### PROBLEM REQUIREMENTS
Each entry below should be returned exactly as is, with the pictures removed.

Stored data entries:

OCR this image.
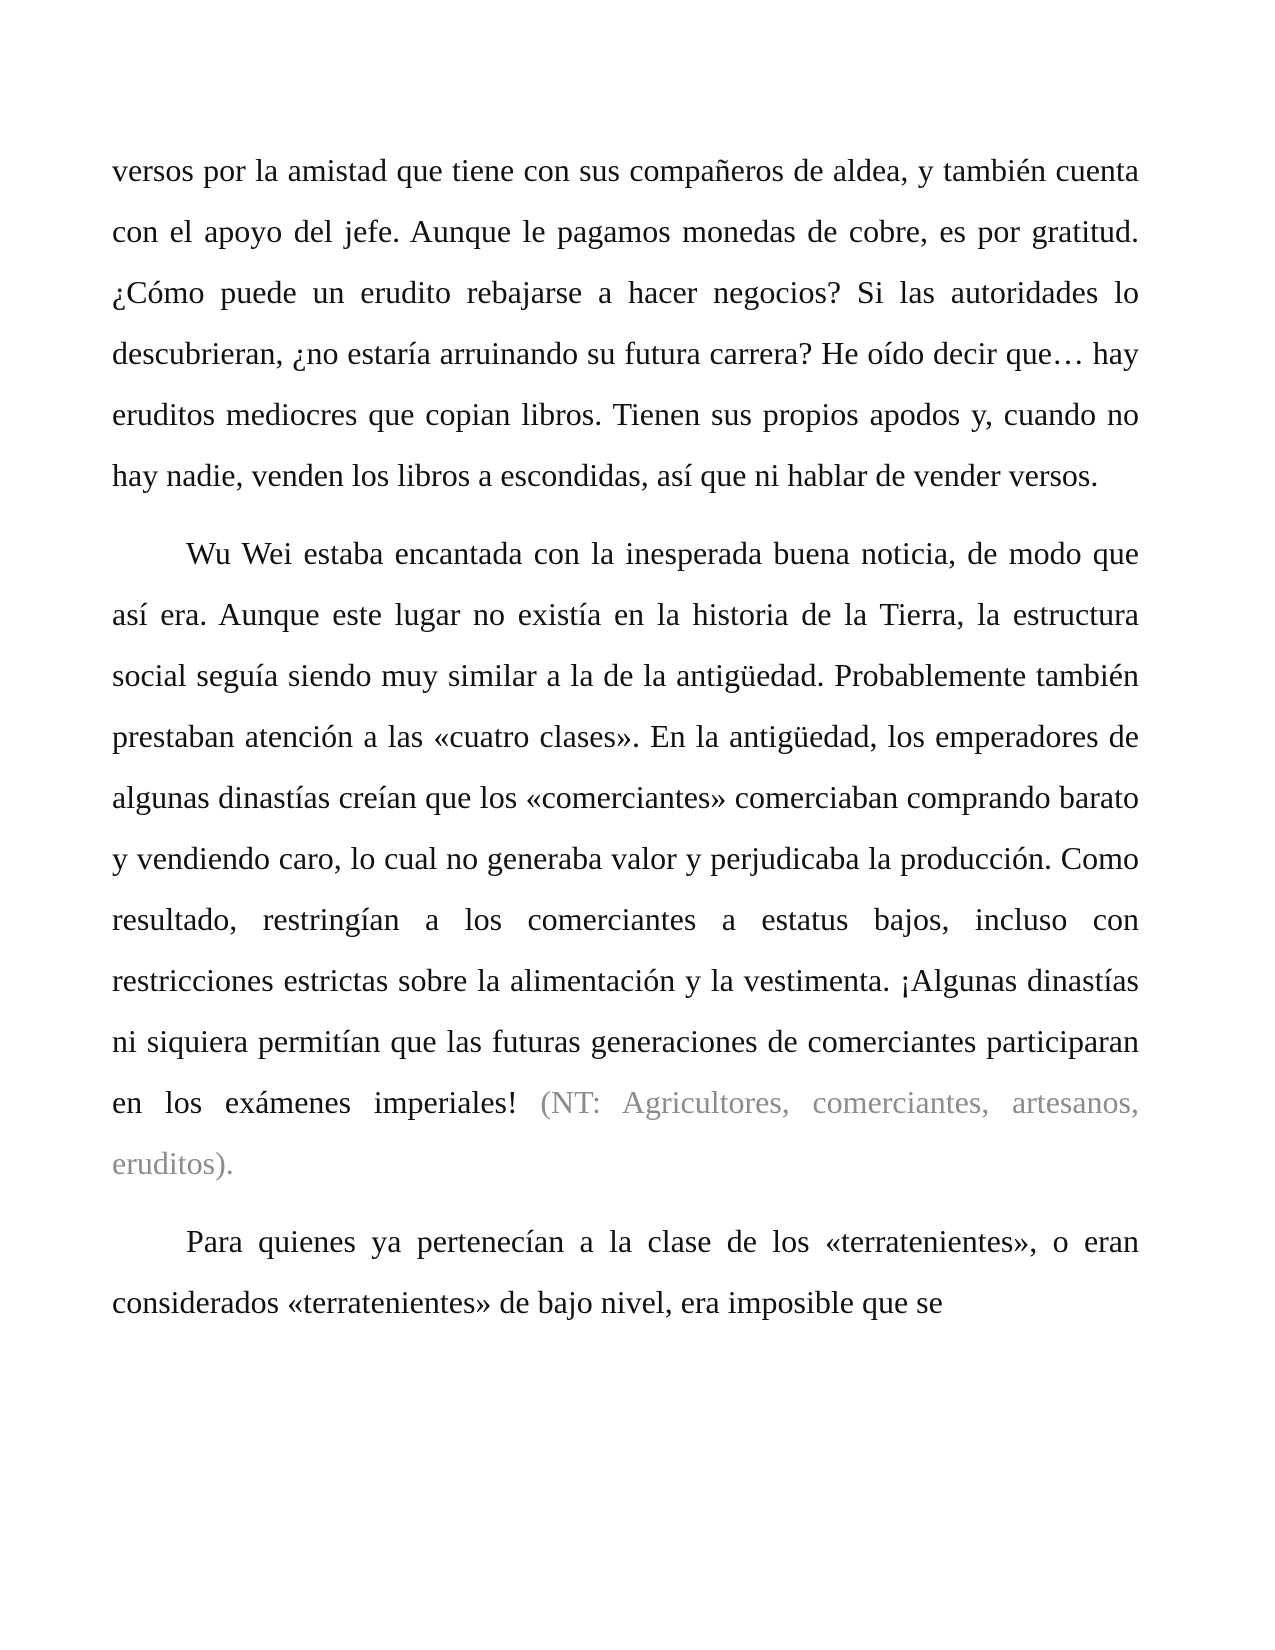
versos por la amistad que tiene con sus compañeros de aldea, y también cuenta con el apoyo del jefe. Aunque le pagamos monedas de cobre, es por gratitud. ¿Cómo puede un erudito rebajarse a hacer negocios? Si las autoridades lo descubrieran, ¿no estaría arruinando su futura carrera? He oído decir que… hay eruditos mediocres que copian libros. Tienen sus propios apodos y, cuando no hay nadie, venden los libros a escondidas, así que ni hablar de vender versos.

Wu Wei estaba encantada con la inesperada buena noticia, de modo que así era. Aunque este lugar no existía en la historia de la Tierra, la estructura social seguía siendo muy similar a la de la antigüedad. Probablemente también prestaban atención a las «cuatro clases». En la antigüedad, los emperadores de algunas dinastías creían que los «comerciantes» comerciaban comprando barato y vendiendo caro, lo cual no generaba valor y perjudicaba la producción. Como resultado, restringían a los comerciantes a estatus bajos, incluso con restricciones estrictas sobre la alimentación y la vestimenta. ¡Algunas dinastías ni siquiera permitían que las futuras generaciones de comerciantes participaran en los exámenes imperiales! (NT: Agricultores, comerciantes, artesanos, eruditos).

Para quienes ya pertenecían a la clase de los «terratenientes», o eran considerados «terratenientes» de bajo nivel, era imposible que se
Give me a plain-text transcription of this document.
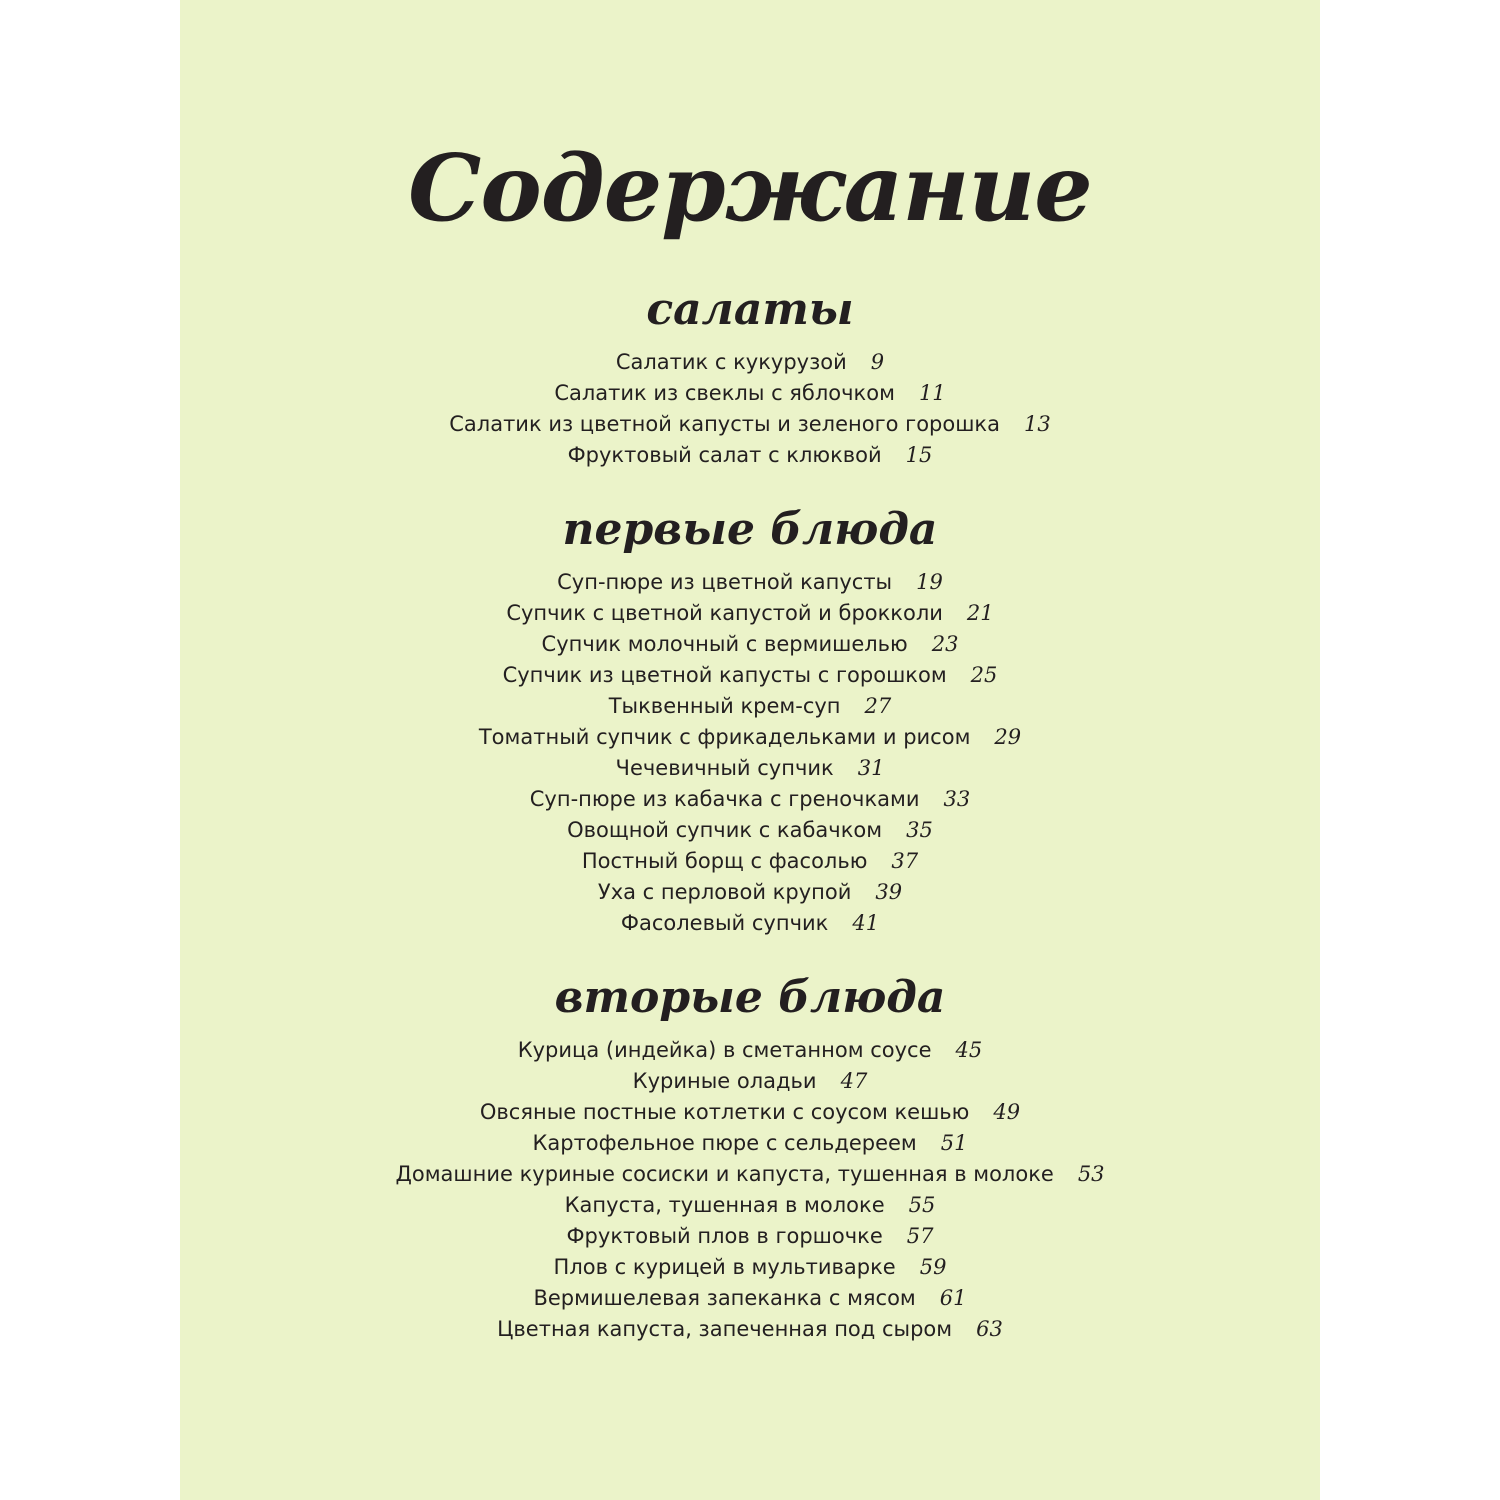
Содержание
салаты
Салатик с кукурузой 9
Салатик из свеклы с яблочком 11
Салатик из цветной капусты и зеленого горошка 13
Фруктовый салат с клюквой 15
первые блюда
Суп-пюре из цветной капусты 19
Супчик с цветной капустой и брокколи 21
Супчик молочный с вермишелью 23
Супчик из цветной капусты с горошком 25
Тыквенный крем-суп 27
Томатный супчик с фрикадельками и рисом 29
Чечевичный супчик 31
Суп-пюре из кабачка с греночками 33
Овощной супчик с кабачком 35
Постный борщ с фасолью 37
Уха с перловой крупой 39
Фасолевый супчик 41
вторые блюда
Курица (индейка) в сметанном соусе 45
Куриные оладьи 47
Овсяные постные котлетки с соусом кешью 49
Картофельное пюре с сельдереем 51
Домашние куриные сосиски и капуста, тушенная в молоке 53
Капуста, тушенная в молоке 55
Фруктовый плов в горшочке 57
Плов с курицей в мультиварке 59
Вермишелевая запеканка с мясом 61
Цветная капуста, запеченная под сыром 63
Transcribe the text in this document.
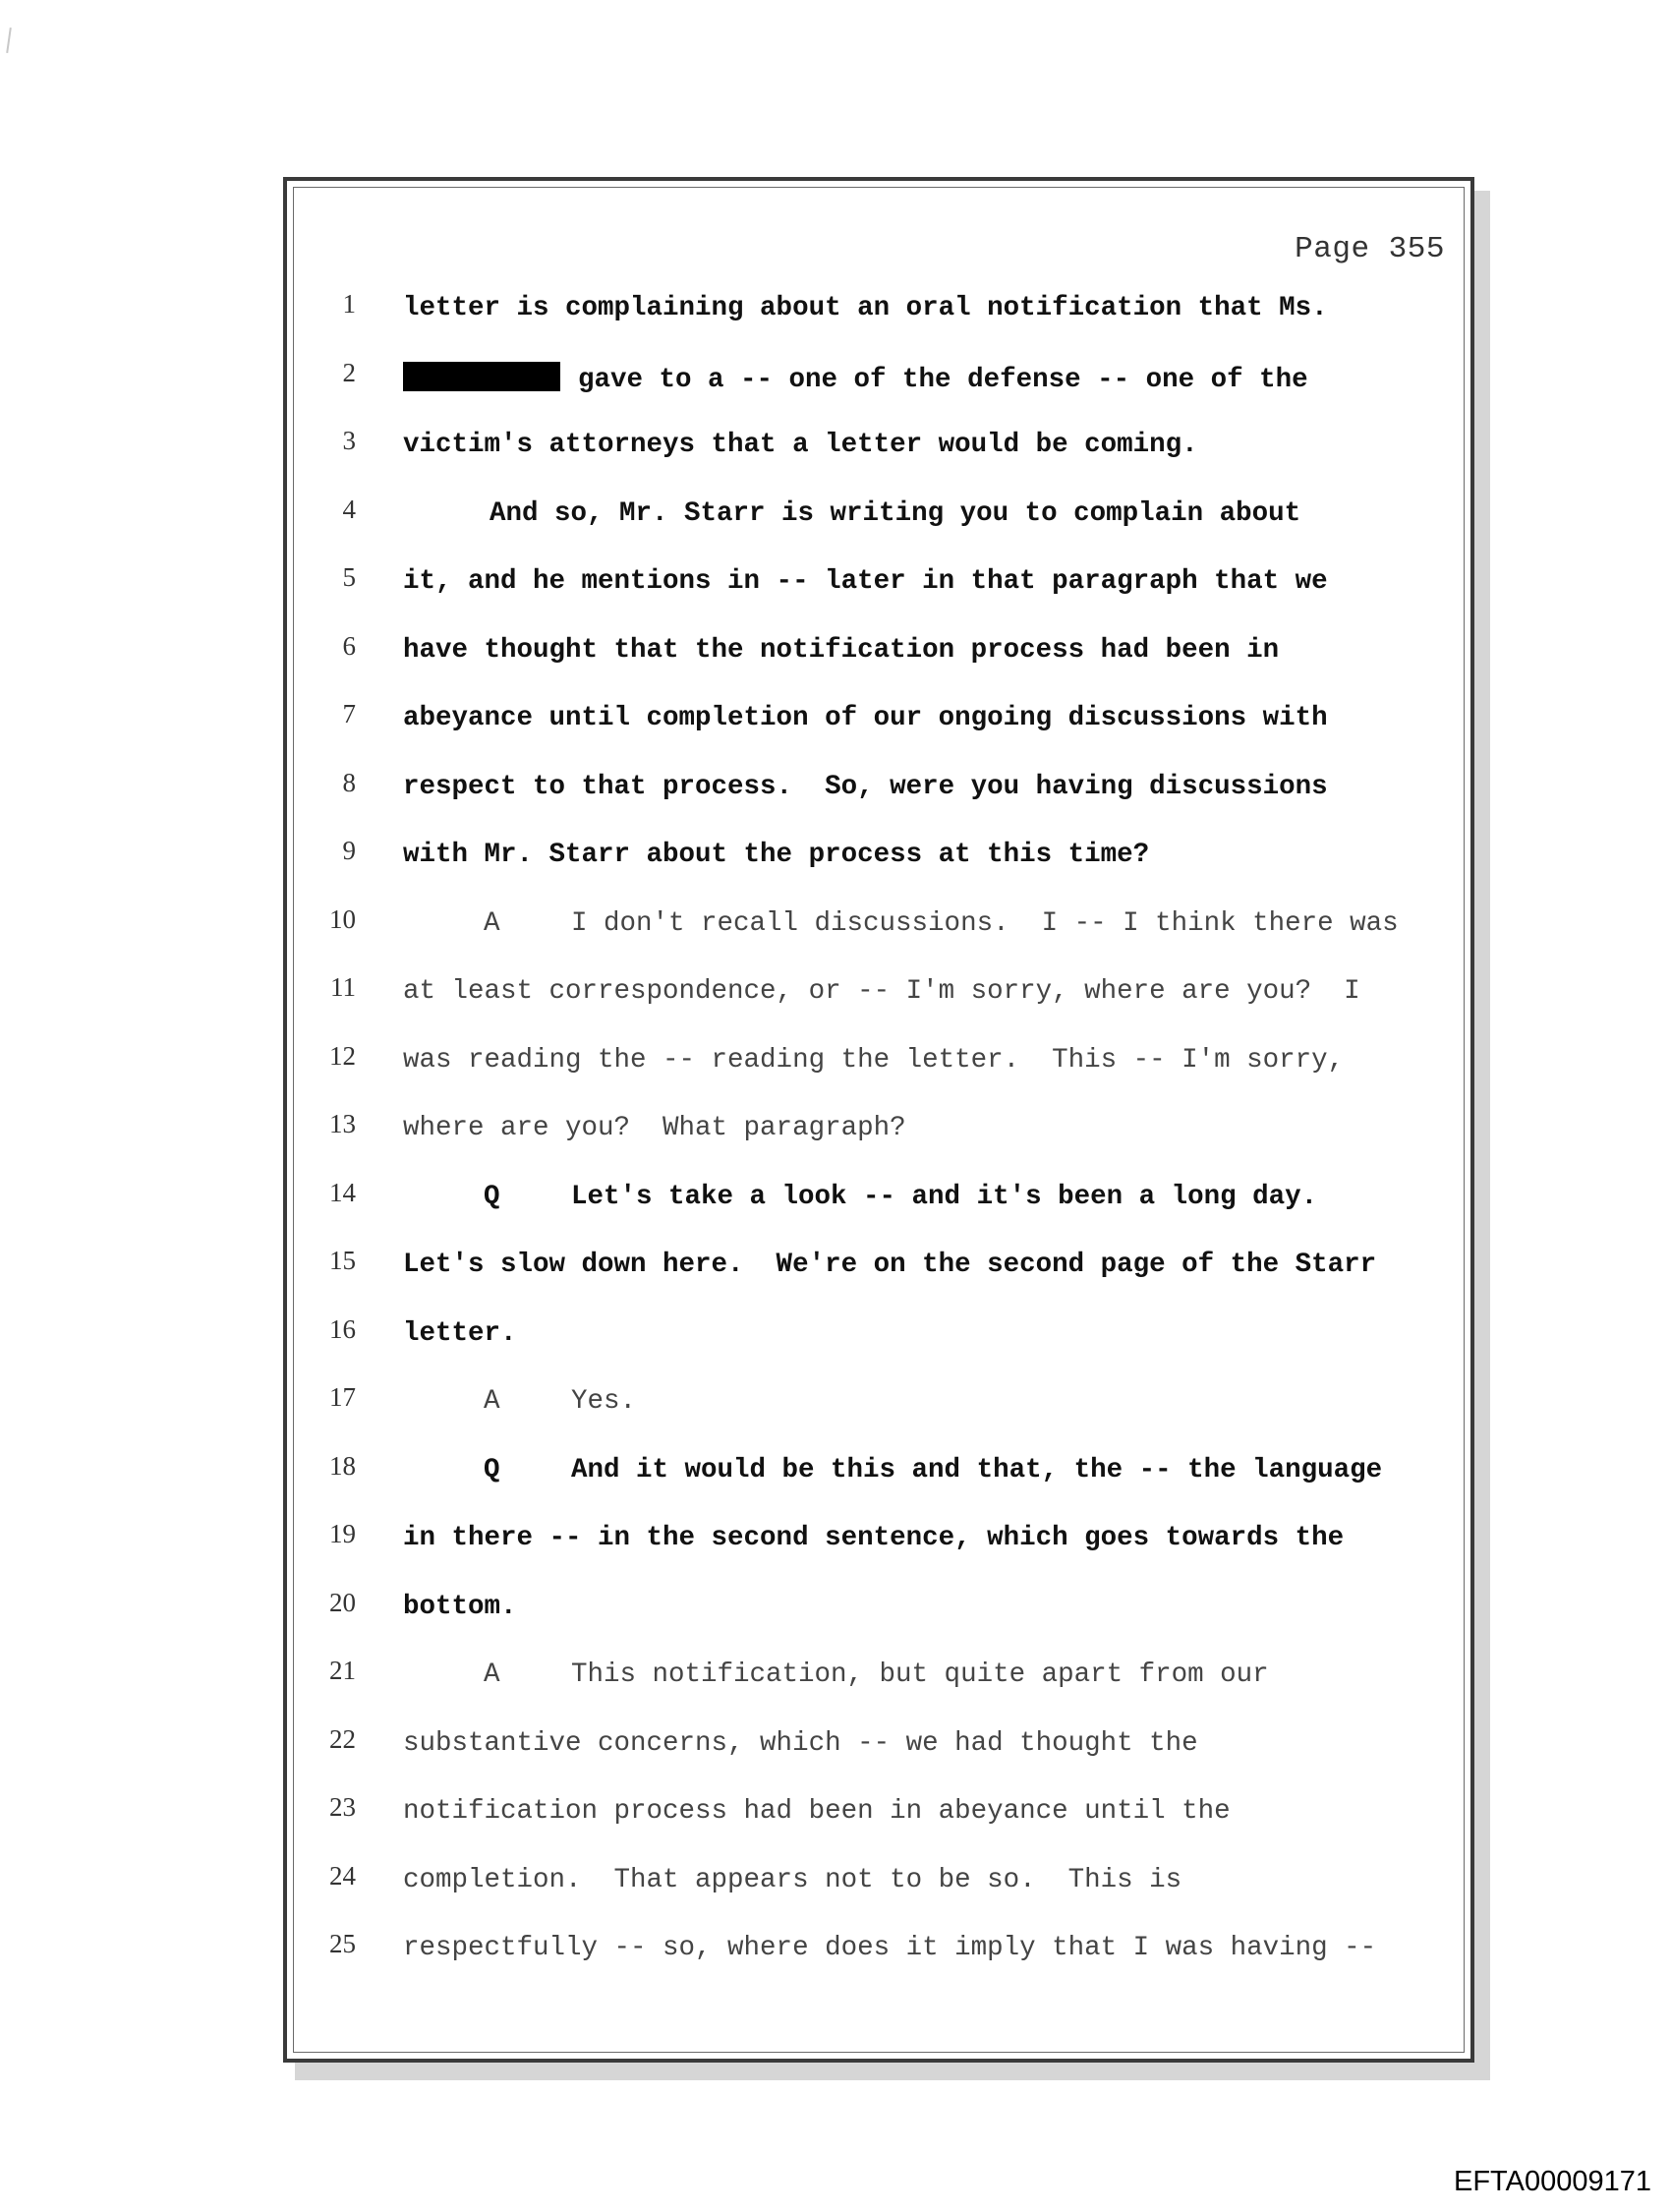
Page 355
1 letter is complaining about an oral notification that Ms.
2	gave to a -- one of the defense -- one of the
3 victim's attorneys that a letter would be coming.
4	And so, Mr. Starr is writing you to complain about
5 it, and he mentions in -- later in that paragraph that we
6 have thought that the notification process had been in
7 abeyance until completion of our ongoing discussions with
8 respect to that process.  So, were you having discussions
9 with Mr. Starr about the process at this time?
10	A	I don't recall discussions.  I -- I think there was
11 at least correspondence, or -- I'm sorry, where are you?  I
12 was reading the -- reading the letter.  This -- I'm sorry,
13 where are you?  What paragraph?
14	Q	Let's take a look -- and it's been a long day.
15 Let's slow down here.  We're on the second page of the Starr
16 letter.
17	A	Yes.
18	Q	And it would be this and that, the -- the language
19 in there -- in the second sentence, which goes towards the
20 bottom.
21	A	This notification, but quite apart from our
22 substantive concerns, which -- we had thought the
23 notification process had been in abeyance until the
24 completion.  That appears not to be so.  This is
25 respectfully -- so, where does it imply that I was having --
EFTA00009171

### EXERCISE ANSWER
OCR this image.
versos por la amistad que tiene con sus compañeros de aldea, y también cuenta con el apoyo del jefe. Aunque le pagamos monedas de cobre, es por gratitud. ¿Cómo puede un erudito rebajarse a hacer negocios? Si las autoridades lo descubrieran, ¿no estaría arruinando su futura carrera? He oído decir que… hay eruditos mediocres que copian libros. Tienen sus propios apodos y, cuando no hay nadie, venden los libros a escondidas, así que ni hablar de vender versos.

Wu Wei estaba encantada con la inesperada buena noticia, de modo que así era. Aunque este lugar no existía en la historia de la Tierra, la estructura social seguía siendo muy similar a la de la antigüedad. Probablemente también prestaban atención a las «cuatro clases». En la antigüedad, los emperadores de algunas dinastías creían que los «comerciantes» comerciaban comprando barato y vendiendo caro, lo cual no generaba valor y perjudicaba la producción. Como resultado, restringían a los comerciantes a estatus bajos, incluso con restricciones estrictas sobre la alimentación y la vestimenta. ¡Algunas dinastías ni siquiera permitían que las futuras generaciones de comerciantes participaran en los exámenes imperiales! (NT: Agricultores, comerciantes, artesanos, eruditos).

Para quienes ya pertenecían a la clase de los «terratenientes», o eran considerados «terratenientes» de bajo nivel, era imposible que se
Give me a plain-text transcription of this document.
Содержание
салаты
Салатик с кукурузой 9
Салатик из свеклы с яблочком 11
Салатик из цветной капусты и зеленого горошка 13
Фруктовый салат с клюквой 15
первые блюда
Суп-пюре из цветной капусты 19
Супчик с цветной капустой и брокколи 21
Супчик молочный с вермишелью 23
Супчик из цветной капусты с горошком 25
Тыквенный крем-суп 27
Томатный супчик с фрикадельками и рисом 29
Чечевичный супчик 31
Суп-пюре из кабачка с греночками 33
Овощной супчик с кабачком 35
Постный борщ с фасолью 37
Уха с перловой крупой 39
Фасолевый супчик 41
вторые блюда
Курица (индейка) в сметанном соусе 45
Куриные оладьи 47
Овсяные постные котлетки с соусом кешью 49
Картофельное пюре с сельдереем 51
Домашние куриные сосиски и капуста, тушенная в молоке 53
Капуста, тушенная в молоке 55
Фруктовый плов в горшочке 57
Плов с курицей в мультиварке 59
Вермишелевая запеканка с мясом 61
Цветная капуста, запеченная под сыром 63
Transcribe the text in this document.
Page 355
1 letter is complaining about an oral notification that Ms.
2	gave to a -- one of the defense -- one of the
3 victim's attorneys that a letter would be coming.
4	And so, Mr. Starr is writing you to complain about
5 it, and he mentions in -- later in that paragraph that we
6 have thought that the notification process had been in
7 abeyance until completion of our ongoing discussions with
8 respect to that process.  So, were you having discussions
9 with Mr. Starr about the process at this time?
10	A	I don't recall discussions.  I -- I think there was
11 at least correspondence, or -- I'm sorry, where are you?  I
12 was reading the -- reading the letter.  This -- I'm sorry,
13 where are you?  What paragraph?
14	Q	Let's take a look -- and it's been a long day.
15 Let's slow down here.  We're on the second page of the Starr
16 letter.
17	A	Yes.
18	Q	And it would be this and that, the -- the language
19 in there -- in the second sentence, which goes towards the
20 bottom.
21	A	This notification, but quite apart from our
22 substantive concerns, which -- we had thought the
23 notification process had been in abeyance until the
24 completion.  That appears not to be so.  This is
25 respectfully -- so, where does it imply that I was having --
EFTA00009171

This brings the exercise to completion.